### EXCERPTED DATA

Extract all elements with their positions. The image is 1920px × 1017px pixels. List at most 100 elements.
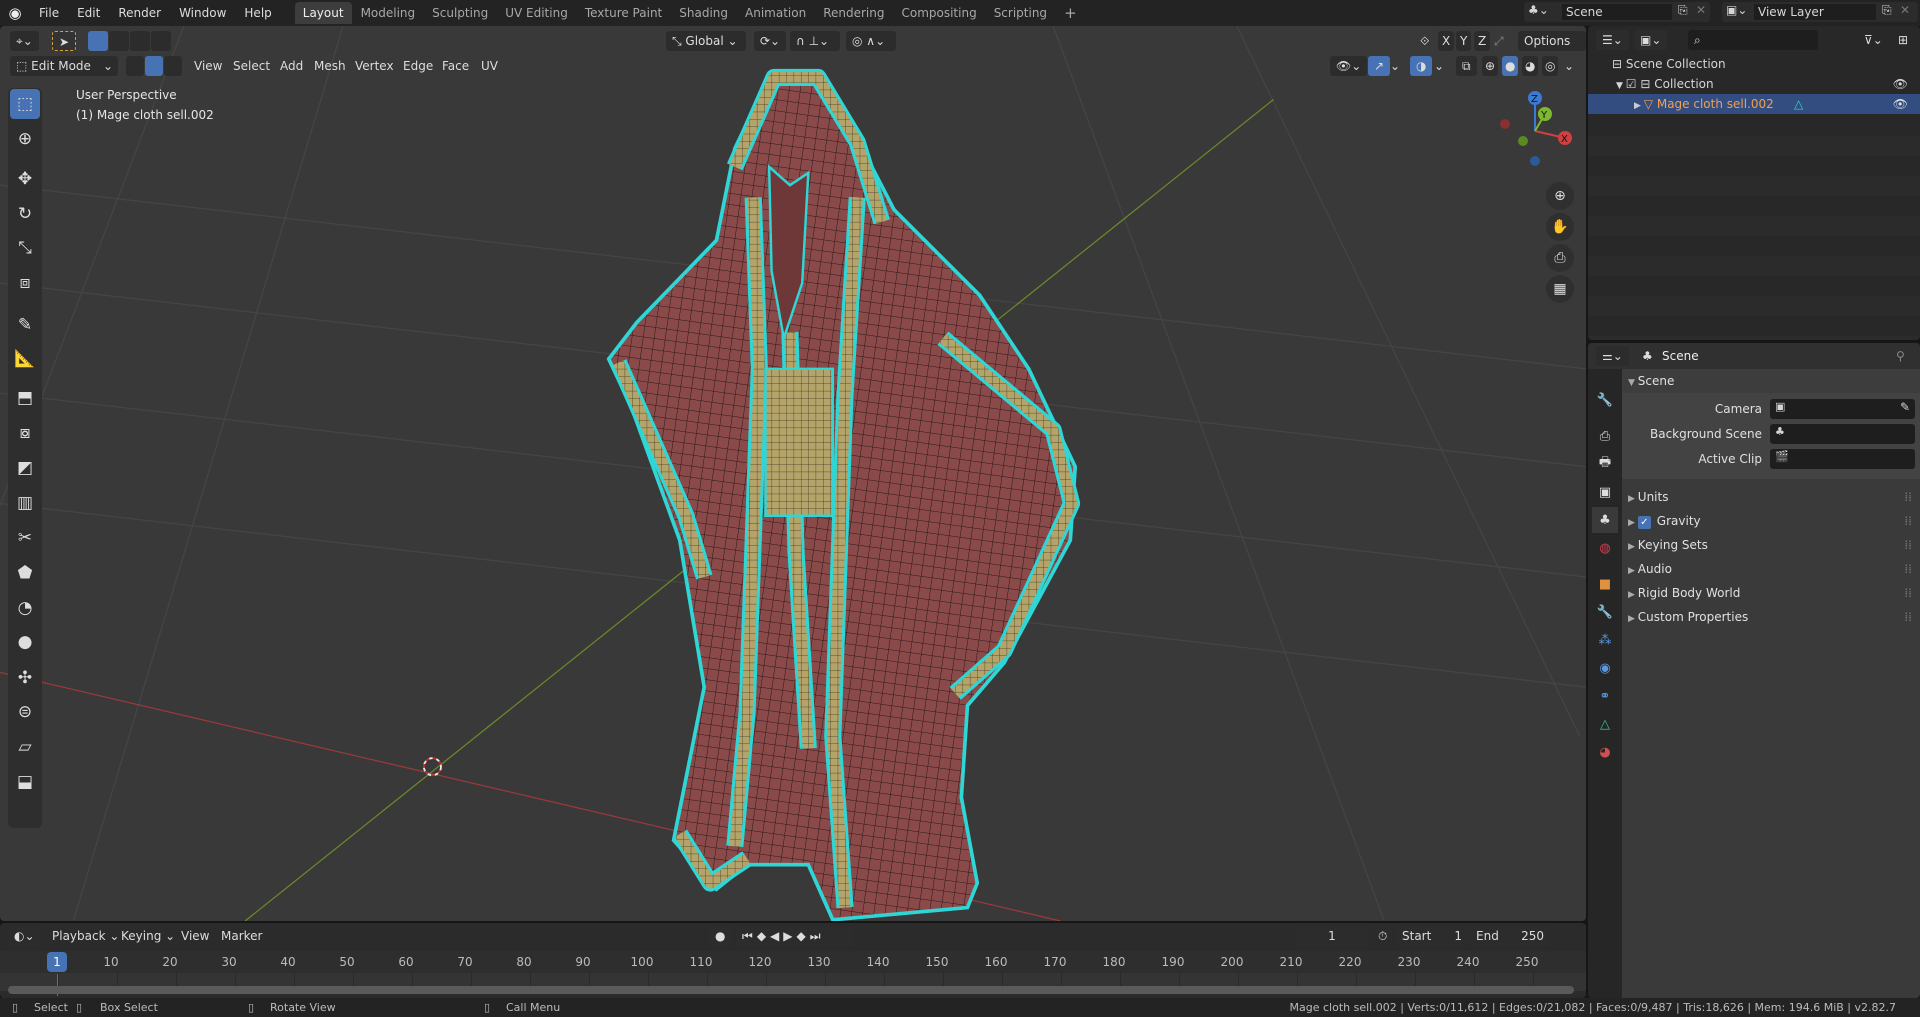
shading-wireframe[interactable]: ⊕	[1482, 56, 1499, 76]
mode-select[interactable]: ⬚ Edit Mode ⌄	[10, 56, 118, 76]
field-active-clip[interactable]: 🎬	[1770, 449, 1915, 469]
outliner-search[interactable]: ⌕	[1688, 30, 1818, 50]
menu-face[interactable]: Face	[442, 56, 469, 76]
vertex-select-mode[interactable]	[126, 56, 144, 76]
menu-marker[interactable]: Marker	[221, 926, 262, 946]
timeline-scrollbar[interactable]	[8, 986, 1574, 994]
perspective-toggle-button[interactable]: ▦	[1546, 275, 1574, 303]
overlay-toggle[interactable]: ◑	[1410, 56, 1433, 76]
tool-select-box[interactable]: ⬚	[10, 89, 40, 119]
gravity-checkbox[interactable]: ✓	[1637, 516, 1651, 529]
drag-handle-icon[interactable]: ⁞⁞	[1904, 557, 1912, 581]
properties-tab-modifier[interactable]: 🔧	[1592, 599, 1618, 625]
scene-name[interactable]: Scene	[1562, 4, 1672, 20]
mage-cloth-mesh[interactable]	[606, 68, 1081, 921]
auto-keying-toggle[interactable]: ●	[710, 926, 731, 946]
tool-rotate[interactable]: ↻	[10, 199, 40, 229]
field-camera[interactable]: ▣ ✎	[1770, 399, 1915, 419]
properties-tab-view-layer[interactable]: ▣	[1592, 479, 1618, 505]
navigation-gizmo[interactable]: Z X Y	[1490, 86, 1580, 176]
panel-audio[interactable]: ▶ Audio ⁞⁞	[1628, 557, 1920, 581]
new-collection-icon[interactable]: ⊞	[1898, 30, 1908, 50]
mirror-icon[interactable]: ⟐	[1420, 31, 1429, 51]
menu-view[interactable]: View	[194, 56, 222, 76]
outliner-row-mage-cloth[interactable]: ▶ ▽ Mage cloth sell.002 △ 👁	[1588, 94, 1920, 114]
zoom-view-button[interactable]: ⊕	[1546, 182, 1574, 210]
properties-tab-constraints[interactable]: ⚭	[1592, 683, 1618, 709]
eyedropper-icon[interactable]: ✎	[1900, 400, 1910, 414]
tool-extrude[interactable]: ⬒	[10, 383, 40, 413]
pivot-point-button[interactable]: ⟳⌄	[754, 31, 787, 51]
scene-selector[interactable]: ♣⌄ Scene ⎘ ✕	[1524, 2, 1710, 22]
outliner-editor-type[interactable]: ☰⌄	[1596, 30, 1629, 50]
gizmo-dropdown-icon[interactable]: ⌄	[1390, 56, 1400, 76]
outliner-row-collection[interactable]: ▼ ☑ ⊟ Collection 👁	[1588, 74, 1920, 94]
select-mode-extend[interactable]	[109, 31, 129, 51]
properties-tab-tool[interactable]: 🔧	[1592, 387, 1618, 413]
proportional-editing-button[interactable]: ◎ ∧⌄	[846, 31, 896, 51]
menu-help[interactable]: Help	[235, 1, 280, 25]
tab-compositing[interactable]: Compositing	[893, 2, 984, 24]
properties-tab-scene[interactable]: ♣	[1592, 507, 1618, 533]
tab-rendering[interactable]: Rendering	[815, 2, 892, 24]
shading-dropdown-icon[interactable]: ⌄	[1564, 56, 1574, 76]
stopwatch-icon[interactable]: ⏱	[1378, 926, 1387, 946]
tab-texture-paint[interactable]: Texture Paint	[577, 2, 670, 24]
menu-vertex[interactable]: Vertex	[355, 56, 394, 76]
blender-logo-icon[interactable]: ◉	[0, 4, 30, 22]
tool-bevel[interactable]: ◩	[10, 453, 40, 483]
display-mode-button[interactable]: ▣⌄	[1634, 30, 1668, 50]
drag-handle-icon[interactable]: ⁞⁞	[1904, 485, 1912, 509]
view-layer-name[interactable]: View Layer	[1754, 4, 1876, 20]
view-layer-selector[interactable]: ▣⌄ View Layer ⎘ ✕	[1722, 2, 1918, 22]
tab-scripting[interactable]: Scripting	[986, 2, 1055, 24]
menu-edge[interactable]: Edge	[403, 56, 433, 76]
panel-keying-sets[interactable]: ▶ Keying Sets ⁞⁞	[1628, 533, 1920, 557]
select-mode-subtract[interactable]	[130, 31, 150, 51]
3d-viewport[interactable]: ⌖⌄ ➤ ⤡ Global ⌄ ⟳⌄ ∩ ⊥⌄ ◎ ∧⌄ ⟐ X Y Z ⤢ O…	[0, 26, 1586, 921]
face-select-mode[interactable]	[164, 56, 182, 76]
drag-handle-icon[interactable]: ⁞⁞	[1904, 581, 1912, 605]
start-frame-field[interactable]: Start 1	[1396, 926, 1468, 946]
tab-animation[interactable]: Animation	[737, 2, 814, 24]
tool-smooth[interactable]: ●	[10, 627, 40, 657]
tool-knife[interactable]: ✂	[10, 523, 40, 553]
mirror-x-toggle[interactable]: X	[1438, 31, 1455, 51]
new-view-layer-icon[interactable]: ⎘	[1882, 3, 1892, 18]
eye-icon[interactable]: 👁	[1893, 74, 1908, 94]
select-tool-button[interactable]: ➤	[52, 31, 77, 51]
gizmo-toggle[interactable]: ↗	[1368, 56, 1391, 76]
properties-tab-material[interactable]: ◕	[1592, 739, 1618, 765]
properties-tab-render[interactable]: ⎙	[1592, 423, 1618, 449]
shading-material[interactable]: ◕	[1522, 56, 1539, 76]
playback-controls[interactable]: ⏮◆◀▶◆⏭	[736, 926, 854, 946]
tool-spin[interactable]: ◔	[10, 593, 40, 623]
checkbox-icon[interactable]: ☑	[1626, 77, 1641, 91]
tool-shrink-fatten[interactable]: ⊜	[10, 697, 40, 727]
panel-units[interactable]: ▶ Units ⁞⁞	[1628, 485, 1920, 509]
pin-icon[interactable]: ⚲	[1896, 346, 1905, 366]
close-scene-icon[interactable]: ✕	[1696, 3, 1706, 17]
editor-type-button[interactable]: ⌖⌄	[10, 31, 39, 51]
prev-keyframe-icon[interactable]: ◆	[757, 929, 770, 943]
drag-handle-icon[interactable]: ⁞⁞	[1904, 605, 1912, 629]
tool-move[interactable]: ✥	[10, 164, 40, 194]
panel-scene-title[interactable]: ▼ Scene	[1628, 369, 1920, 393]
drag-handle-icon[interactable]: ⁞⁞	[1904, 509, 1912, 533]
filter-icon[interactable]: ⊽⌄	[1864, 30, 1883, 50]
tool-inset[interactable]: ⧇	[10, 418, 40, 448]
tab-layout[interactable]: Layout	[294, 2, 352, 24]
next-keyframe-icon[interactable]: ◆	[797, 929, 810, 943]
menu-add[interactable]: Add	[280, 56, 303, 76]
menu-uv[interactable]: UV	[481, 56, 498, 76]
jump-start-icon[interactable]: ⏮	[742, 929, 757, 943]
add-workspace-button[interactable]: +	[1056, 2, 1085, 24]
menu-playback[interactable]: Playback ⌄	[52, 926, 119, 946]
auto-merge-icon[interactable]: ⤢	[1494, 31, 1504, 51]
selectability-visibility-button[interactable]: 👁⌄	[1330, 56, 1368, 76]
tool-measure[interactable]: 📐	[10, 344, 40, 374]
select-mode-new[interactable]	[88, 31, 108, 51]
tab-sculpting[interactable]: Sculpting	[424, 2, 496, 24]
tool-edge-slide[interactable]: ✣	[10, 663, 40, 693]
properties-tab-particles[interactable]: ⁂	[1592, 627, 1618, 653]
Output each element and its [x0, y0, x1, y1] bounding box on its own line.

### BRIEF
Can you reproduce all of the material above with "Edit Mode" swapped for "Object Mode" and nothing else changed, leaving out the pictures?

### ANSWER IN FULL
Extract all elements with their positions. The image is 1920px × 1017px pixels. List at most 100 elements.
shading-wireframe[interactable]: ⊕	[1482, 56, 1499, 76]
mode-select[interactable]: ⬚ Object Mode ⌄	[10, 56, 118, 76]
field-active-clip[interactable]: 🎬	[1770, 449, 1915, 469]
outliner-search[interactable]: ⌕	[1688, 30, 1818, 50]
menu-face[interactable]: Face	[442, 56, 469, 76]
vertex-select-mode[interactable]	[126, 56, 144, 76]
menu-marker[interactable]: Marker	[221, 926, 262, 946]
timeline-scrollbar[interactable]	[8, 986, 1574, 994]
perspective-toggle-button[interactable]: ▦	[1546, 275, 1574, 303]
overlay-toggle[interactable]: ◑	[1410, 56, 1433, 76]
tool-select-box[interactable]: ⬚	[10, 89, 40, 119]
gravity-checkbox[interactable]: ✓	[1637, 516, 1651, 529]
drag-handle-icon[interactable]: ⁞⁞	[1904, 557, 1912, 581]
properties-tab-modifier[interactable]: 🔧	[1592, 599, 1618, 625]
scene-name[interactable]: Scene	[1562, 4, 1672, 20]
mage-cloth-mesh[interactable]	[606, 68, 1081, 921]
auto-keying-toggle[interactable]: ●	[710, 926, 731, 946]
tool-rotate[interactable]: ↻	[10, 199, 40, 229]
field-camera[interactable]: ▣ ✎	[1770, 399, 1915, 419]
properties-tab-view-layer[interactable]: ▣	[1592, 479, 1618, 505]
navigation-gizmo[interactable]: Z X Y	[1490, 86, 1580, 176]
panel-audio[interactable]: ▶ Audio ⁞⁞	[1628, 557, 1920, 581]
new-collection-icon[interactable]: ⊞	[1898, 30, 1908, 50]
mirror-icon[interactable]: ⟐	[1420, 31, 1429, 51]
menu-view[interactable]: View	[194, 56, 222, 76]
outliner-row-mage-cloth[interactable]: ▶ ▽ Mage cloth sell.002 △ 👁	[1588, 94, 1920, 114]
zoom-view-button[interactable]: ⊕	[1546, 182, 1574, 210]
properties-tab-constraints[interactable]: ⚭	[1592, 683, 1618, 709]
eyedropper-icon[interactable]: ✎	[1900, 400, 1910, 414]
tool-extrude[interactable]: ⬒	[10, 383, 40, 413]
pivot-point-button[interactable]: ⟳⌄	[754, 31, 787, 51]
scene-selector[interactable]: ♣⌄ Scene ⎘ ✕	[1524, 2, 1710, 22]
outliner-editor-type[interactable]: ☰⌄	[1596, 30, 1629, 50]
gizmo-dropdown-icon[interactable]: ⌄	[1390, 56, 1400, 76]
outliner-row-collection[interactable]: ▼ ☑ ⊟ Collection 👁	[1588, 74, 1920, 94]
select-mode-extend[interactable]	[109, 31, 129, 51]
properties-tab-tool[interactable]: 🔧	[1592, 387, 1618, 413]
proportional-editing-button[interactable]: ◎ ∧⌄	[846, 31, 896, 51]
menu-help[interactable]: Help	[235, 1, 280, 25]
tab-compositing[interactable]: Compositing	[893, 2, 984, 24]
properties-tab-scene[interactable]: ♣	[1592, 507, 1618, 533]
tab-rendering[interactable]: Rendering	[815, 2, 892, 24]
shading-dropdown-icon[interactable]: ⌄	[1564, 56, 1574, 76]
stopwatch-icon[interactable]: ⏱	[1378, 926, 1387, 946]
tab-texture-paint[interactable]: Texture Paint	[577, 2, 670, 24]
menu-vertex[interactable]: Vertex	[355, 56, 394, 76]
blender-logo-icon[interactable]: ◉	[0, 4, 30, 22]
tool-bevel[interactable]: ◩	[10, 453, 40, 483]
display-mode-button[interactable]: ▣⌄	[1634, 30, 1668, 50]
drag-handle-icon[interactable]: ⁞⁞	[1904, 485, 1912, 509]
view-layer-name[interactable]: View Layer	[1754, 4, 1876, 20]
view-layer-selector[interactable]: ▣⌄ View Layer ⎘ ✕	[1722, 2, 1918, 22]
tab-scripting[interactable]: Scripting	[986, 2, 1055, 24]
menu-edge[interactable]: Edge	[403, 56, 433, 76]
panel-keying-sets[interactable]: ▶ Keying Sets ⁞⁞	[1628, 533, 1920, 557]
select-mode-subtract[interactable]	[130, 31, 150, 51]
3d-viewport[interactable]: ⌖⌄ ➤ ⤡ Global ⌄ ⟳⌄ ∩ ⊥⌄ ◎ ∧⌄ ⟐ X Y Z ⤢ O…	[0, 26, 1586, 921]
face-select-mode[interactable]	[164, 56, 182, 76]
drag-handle-icon[interactable]: ⁞⁞	[1904, 581, 1912, 605]
start-frame-field[interactable]: Start 1	[1396, 926, 1468, 946]
tab-animation[interactable]: Animation	[737, 2, 814, 24]
tool-smooth[interactable]: ●	[10, 627, 40, 657]
tool-knife[interactable]: ✂	[10, 523, 40, 553]
mirror-x-toggle[interactable]: X	[1438, 31, 1455, 51]
new-view-layer-icon[interactable]: ⎘	[1882, 3, 1892, 18]
eye-icon[interactable]: 👁	[1893, 74, 1908, 94]
select-tool-button[interactable]: ➤	[52, 31, 77, 51]
gizmo-toggle[interactable]: ↗	[1368, 56, 1391, 76]
properties-tab-material[interactable]: ◕	[1592, 739, 1618, 765]
properties-tab-render[interactable]: ⎙	[1592, 423, 1618, 449]
shading-material[interactable]: ◕	[1522, 56, 1539, 76]
playback-controls[interactable]: ⏮◆◀▶◆⏭	[736, 926, 854, 946]
tool-spin[interactable]: ◔	[10, 593, 40, 623]
checkbox-icon[interactable]: ☑	[1626, 77, 1641, 91]
tool-shrink-fatten[interactable]: ⊜	[10, 697, 40, 727]
panel-units[interactable]: ▶ Units ⁞⁞	[1628, 485, 1920, 509]
pin-icon[interactable]: ⚲	[1896, 346, 1905, 366]
close-scene-icon[interactable]: ✕	[1696, 3, 1706, 17]
editor-type-button[interactable]: ⌖⌄	[10, 31, 39, 51]
prev-keyframe-icon[interactable]: ◆	[757, 929, 770, 943]
drag-handle-icon[interactable]: ⁞⁞	[1904, 605, 1912, 629]
tool-move[interactable]: ✥	[10, 164, 40, 194]
panel-scene-title[interactable]: ▼ Scene	[1628, 369, 1920, 393]
drag-handle-icon[interactable]: ⁞⁞	[1904, 509, 1912, 533]
filter-icon[interactable]: ⊽⌄	[1864, 30, 1883, 50]
tool-inset[interactable]: ⧇	[10, 418, 40, 448]
tab-layout[interactable]: Layout	[294, 2, 352, 24]
next-keyframe-icon[interactable]: ◆	[797, 929, 810, 943]
menu-add[interactable]: Add	[280, 56, 303, 76]
menu-uv[interactable]: UV	[481, 56, 498, 76]
jump-start-icon[interactable]: ⏮	[742, 929, 757, 943]
add-workspace-button[interactable]: +	[1056, 2, 1085, 24]
menu-playback[interactable]: Playback ⌄	[52, 926, 119, 946]
auto-merge-icon[interactable]: ⤢	[1494, 31, 1504, 51]
selectability-visibility-button[interactable]: 👁⌄	[1330, 56, 1368, 76]
tool-measure[interactable]: 📐	[10, 344, 40, 374]
select-mode-new[interactable]	[88, 31, 108, 51]
tab-sculpting[interactable]: Sculpting	[424, 2, 496, 24]
tool-edge-slide[interactable]: ✣	[10, 663, 40, 693]
properties-tab-particles[interactable]: ⁂	[1592, 627, 1618, 653]
Output each element and its [x0, y0, x1, y1] bounding box on its own line.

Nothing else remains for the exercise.